# Request
Go through the listing below and list every line with "реклоузера".

# Records to process
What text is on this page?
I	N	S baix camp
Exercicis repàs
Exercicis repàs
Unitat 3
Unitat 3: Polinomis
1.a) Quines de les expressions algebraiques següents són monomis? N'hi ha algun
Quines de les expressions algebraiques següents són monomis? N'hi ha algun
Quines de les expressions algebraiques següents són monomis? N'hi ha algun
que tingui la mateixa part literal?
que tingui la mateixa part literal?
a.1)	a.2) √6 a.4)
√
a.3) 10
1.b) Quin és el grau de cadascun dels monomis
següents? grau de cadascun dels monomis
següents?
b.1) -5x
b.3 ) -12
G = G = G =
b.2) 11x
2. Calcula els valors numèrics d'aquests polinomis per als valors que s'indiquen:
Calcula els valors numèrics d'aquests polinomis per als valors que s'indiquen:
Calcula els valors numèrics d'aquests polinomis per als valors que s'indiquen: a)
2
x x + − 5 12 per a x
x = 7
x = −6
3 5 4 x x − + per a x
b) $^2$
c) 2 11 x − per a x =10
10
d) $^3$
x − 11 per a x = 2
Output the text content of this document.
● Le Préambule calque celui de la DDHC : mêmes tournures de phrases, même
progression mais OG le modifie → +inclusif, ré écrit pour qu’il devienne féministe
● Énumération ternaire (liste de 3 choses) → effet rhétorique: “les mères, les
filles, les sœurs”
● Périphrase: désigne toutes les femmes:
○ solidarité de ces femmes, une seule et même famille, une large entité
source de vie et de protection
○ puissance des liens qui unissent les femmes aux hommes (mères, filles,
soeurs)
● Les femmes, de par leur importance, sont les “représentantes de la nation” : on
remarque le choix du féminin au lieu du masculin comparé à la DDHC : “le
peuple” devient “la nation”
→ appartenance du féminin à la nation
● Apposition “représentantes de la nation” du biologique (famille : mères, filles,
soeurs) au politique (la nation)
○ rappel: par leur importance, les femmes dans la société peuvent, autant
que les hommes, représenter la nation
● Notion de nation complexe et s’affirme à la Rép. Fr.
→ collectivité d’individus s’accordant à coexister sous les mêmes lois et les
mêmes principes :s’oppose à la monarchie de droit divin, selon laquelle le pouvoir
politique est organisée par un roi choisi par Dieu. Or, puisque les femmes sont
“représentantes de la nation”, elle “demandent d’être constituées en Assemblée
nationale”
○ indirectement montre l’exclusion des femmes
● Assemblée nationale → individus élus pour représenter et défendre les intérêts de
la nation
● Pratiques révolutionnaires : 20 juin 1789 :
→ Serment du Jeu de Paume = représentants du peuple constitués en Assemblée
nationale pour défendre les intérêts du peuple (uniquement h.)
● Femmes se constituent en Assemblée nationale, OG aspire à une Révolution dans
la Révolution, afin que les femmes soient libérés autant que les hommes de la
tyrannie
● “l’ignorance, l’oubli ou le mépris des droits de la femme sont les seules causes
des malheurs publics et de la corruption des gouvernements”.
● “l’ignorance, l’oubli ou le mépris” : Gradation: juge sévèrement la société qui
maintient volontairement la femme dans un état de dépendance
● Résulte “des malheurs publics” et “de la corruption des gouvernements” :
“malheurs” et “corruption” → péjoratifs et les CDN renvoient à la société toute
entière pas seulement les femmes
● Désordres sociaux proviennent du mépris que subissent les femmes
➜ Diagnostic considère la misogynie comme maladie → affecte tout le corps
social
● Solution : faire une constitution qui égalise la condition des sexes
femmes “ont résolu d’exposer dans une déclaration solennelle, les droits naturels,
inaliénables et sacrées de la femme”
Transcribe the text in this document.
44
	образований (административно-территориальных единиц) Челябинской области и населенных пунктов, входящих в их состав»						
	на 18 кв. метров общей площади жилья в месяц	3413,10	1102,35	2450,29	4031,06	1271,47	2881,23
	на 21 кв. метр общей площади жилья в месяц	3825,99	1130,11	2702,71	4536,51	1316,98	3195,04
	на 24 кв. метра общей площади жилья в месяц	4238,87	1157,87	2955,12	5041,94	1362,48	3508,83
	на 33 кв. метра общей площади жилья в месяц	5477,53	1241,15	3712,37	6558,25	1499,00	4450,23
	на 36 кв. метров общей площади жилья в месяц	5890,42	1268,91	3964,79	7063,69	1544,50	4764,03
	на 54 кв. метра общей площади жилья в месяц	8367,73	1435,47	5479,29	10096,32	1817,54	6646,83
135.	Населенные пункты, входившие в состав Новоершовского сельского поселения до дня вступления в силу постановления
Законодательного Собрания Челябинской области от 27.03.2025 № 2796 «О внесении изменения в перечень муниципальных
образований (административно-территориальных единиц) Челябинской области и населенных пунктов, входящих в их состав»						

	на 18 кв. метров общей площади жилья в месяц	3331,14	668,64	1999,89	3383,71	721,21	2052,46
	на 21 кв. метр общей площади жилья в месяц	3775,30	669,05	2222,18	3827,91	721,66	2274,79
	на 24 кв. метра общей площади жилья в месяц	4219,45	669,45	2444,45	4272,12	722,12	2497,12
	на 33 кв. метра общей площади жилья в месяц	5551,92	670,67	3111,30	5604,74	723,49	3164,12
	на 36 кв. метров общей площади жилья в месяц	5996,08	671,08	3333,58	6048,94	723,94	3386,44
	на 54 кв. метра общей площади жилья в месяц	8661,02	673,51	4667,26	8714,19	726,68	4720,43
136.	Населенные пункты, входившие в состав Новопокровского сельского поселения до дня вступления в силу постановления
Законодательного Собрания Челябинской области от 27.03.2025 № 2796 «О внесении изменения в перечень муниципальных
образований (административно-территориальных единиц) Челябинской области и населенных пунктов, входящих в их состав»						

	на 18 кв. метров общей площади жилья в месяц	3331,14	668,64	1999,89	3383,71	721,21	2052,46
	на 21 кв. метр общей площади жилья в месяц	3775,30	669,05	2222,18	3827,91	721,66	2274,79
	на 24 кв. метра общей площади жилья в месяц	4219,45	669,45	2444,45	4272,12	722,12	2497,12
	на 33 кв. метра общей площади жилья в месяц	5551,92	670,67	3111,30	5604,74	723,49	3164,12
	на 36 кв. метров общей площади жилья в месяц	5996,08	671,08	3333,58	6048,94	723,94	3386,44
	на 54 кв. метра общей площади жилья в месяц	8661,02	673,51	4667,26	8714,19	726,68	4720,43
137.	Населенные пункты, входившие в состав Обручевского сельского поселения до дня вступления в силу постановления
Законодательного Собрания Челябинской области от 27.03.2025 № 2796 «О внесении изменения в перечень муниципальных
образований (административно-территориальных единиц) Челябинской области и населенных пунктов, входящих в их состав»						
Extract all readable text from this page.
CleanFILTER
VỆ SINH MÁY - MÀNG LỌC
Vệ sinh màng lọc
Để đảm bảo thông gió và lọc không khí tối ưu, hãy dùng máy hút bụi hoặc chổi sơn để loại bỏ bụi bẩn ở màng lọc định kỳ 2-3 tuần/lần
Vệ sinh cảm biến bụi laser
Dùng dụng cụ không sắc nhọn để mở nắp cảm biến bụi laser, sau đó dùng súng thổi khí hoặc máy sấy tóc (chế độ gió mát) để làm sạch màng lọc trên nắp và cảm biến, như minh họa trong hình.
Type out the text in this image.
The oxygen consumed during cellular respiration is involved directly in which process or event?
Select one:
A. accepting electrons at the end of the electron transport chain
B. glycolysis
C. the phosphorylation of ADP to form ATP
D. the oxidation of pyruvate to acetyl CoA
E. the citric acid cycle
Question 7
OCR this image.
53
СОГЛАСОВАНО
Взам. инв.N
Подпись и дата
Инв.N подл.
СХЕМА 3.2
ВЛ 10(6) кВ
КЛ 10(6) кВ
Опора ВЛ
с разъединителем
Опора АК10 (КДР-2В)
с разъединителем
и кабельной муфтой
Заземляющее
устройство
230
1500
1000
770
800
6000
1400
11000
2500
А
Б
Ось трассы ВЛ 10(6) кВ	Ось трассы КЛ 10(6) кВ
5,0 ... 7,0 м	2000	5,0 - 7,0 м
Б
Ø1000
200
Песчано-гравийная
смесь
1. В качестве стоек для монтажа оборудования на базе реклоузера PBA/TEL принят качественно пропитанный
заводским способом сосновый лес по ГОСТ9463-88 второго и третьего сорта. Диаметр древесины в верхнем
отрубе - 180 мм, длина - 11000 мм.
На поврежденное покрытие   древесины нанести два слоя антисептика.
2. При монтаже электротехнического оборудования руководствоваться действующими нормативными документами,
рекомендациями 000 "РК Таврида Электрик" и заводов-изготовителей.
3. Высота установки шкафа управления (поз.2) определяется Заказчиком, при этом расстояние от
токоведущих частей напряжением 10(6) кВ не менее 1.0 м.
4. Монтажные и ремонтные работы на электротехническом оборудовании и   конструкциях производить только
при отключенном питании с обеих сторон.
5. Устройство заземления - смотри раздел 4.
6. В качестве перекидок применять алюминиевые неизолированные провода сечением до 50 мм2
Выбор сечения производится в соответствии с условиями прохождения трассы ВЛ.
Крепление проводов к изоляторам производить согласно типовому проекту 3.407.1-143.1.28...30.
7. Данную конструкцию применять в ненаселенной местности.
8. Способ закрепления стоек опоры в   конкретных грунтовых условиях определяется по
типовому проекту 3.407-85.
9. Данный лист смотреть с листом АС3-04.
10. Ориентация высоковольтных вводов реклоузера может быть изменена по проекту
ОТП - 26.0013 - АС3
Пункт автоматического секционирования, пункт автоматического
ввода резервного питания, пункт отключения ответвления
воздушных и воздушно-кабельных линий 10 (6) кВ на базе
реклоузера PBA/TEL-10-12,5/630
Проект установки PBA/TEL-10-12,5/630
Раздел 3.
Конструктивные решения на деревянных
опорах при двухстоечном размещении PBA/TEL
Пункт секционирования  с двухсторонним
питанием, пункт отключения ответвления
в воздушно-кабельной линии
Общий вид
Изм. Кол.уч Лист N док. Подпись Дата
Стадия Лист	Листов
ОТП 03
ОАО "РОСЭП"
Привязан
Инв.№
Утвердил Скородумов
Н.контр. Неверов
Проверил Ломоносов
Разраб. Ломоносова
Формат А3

# The response
1. В качестве стоек для монтажа оборудования на базе реклоузера PBA/TEL принят качественно пропитанный
10. Ориентация высоковольтных вводов реклоузера может быть изменена по проекту
реклоузера PBA/TEL-10-12,5/630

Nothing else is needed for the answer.